* BRIEF 1
Identify every line in the rows below that contains the string "legend", and copy each of those lines. Letter case counts.

* SOURCE EXTRACT
● ● ● ● ● ● ●
Fixing Deployment Pipeline Steps' Failures in a Timely Manner
by Areti Panou
One of the cornerstones of Continuous Delivery is to establish a reliable deployment pipeline. Each step of the pipeline aims to provide confidence and feedback on the quality of our changes in a timely manner. Removing any blockers from the pipeline should be the utmost priority for a team so that there is a constant flow of feedback for the changes.
But if keeping the pipeline running is so important, why do we sometimes ignore failures? Why do we put up with failing tests? What makes us turn a blind eye to broken steps? What stops us from taking action to fix the issues?
One might find the answer in Douglas Adams’ 1982 novel “Life, the Universe and Everything”, which is the third book in the five-volume “Hitchhiker's Guide to the Galaxy” series.
“The Somebody Else's Problem field... relies on people's natural predisposition not to see anything they don't want to, weren't expecting, or can't explain”.
● ● ● ● ● ● ●
* DATASET

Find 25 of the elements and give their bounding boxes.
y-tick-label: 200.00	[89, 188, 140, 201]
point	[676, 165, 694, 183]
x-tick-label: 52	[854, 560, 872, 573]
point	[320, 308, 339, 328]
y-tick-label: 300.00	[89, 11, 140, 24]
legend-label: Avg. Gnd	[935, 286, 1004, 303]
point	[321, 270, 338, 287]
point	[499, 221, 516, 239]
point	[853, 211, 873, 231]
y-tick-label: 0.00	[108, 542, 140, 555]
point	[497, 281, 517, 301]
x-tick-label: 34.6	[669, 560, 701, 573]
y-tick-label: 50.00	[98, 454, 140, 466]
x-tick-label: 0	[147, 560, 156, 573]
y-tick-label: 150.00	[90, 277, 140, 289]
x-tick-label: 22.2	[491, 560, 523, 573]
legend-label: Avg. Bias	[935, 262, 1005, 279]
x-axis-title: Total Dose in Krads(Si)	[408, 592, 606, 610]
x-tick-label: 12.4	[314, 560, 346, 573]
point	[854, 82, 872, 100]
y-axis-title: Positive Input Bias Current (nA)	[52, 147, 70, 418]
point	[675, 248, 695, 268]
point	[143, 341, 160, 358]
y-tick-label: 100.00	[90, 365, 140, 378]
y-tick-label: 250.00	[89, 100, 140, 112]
● ● ● ● ● ● ●
* BRIEF 2
Print the passage of the article on deployment pipeline failures between "But if keeping" and "fix the issues?", inclusive.

* EXERCISE ANSWER 1
legend-label: Avg. Gnd	[935, 286, 1004, 303]
legend-label: Avg. Bias	[935, 262, 1005, 279]

* EXERCISE ANSWER 2
But if keeping the pipeline running is so important, why do we sometimes ignore failures? Why do we put up with failing tests? What makes us turn a blind eye to broken steps? What stops us from taking action to fix the issues?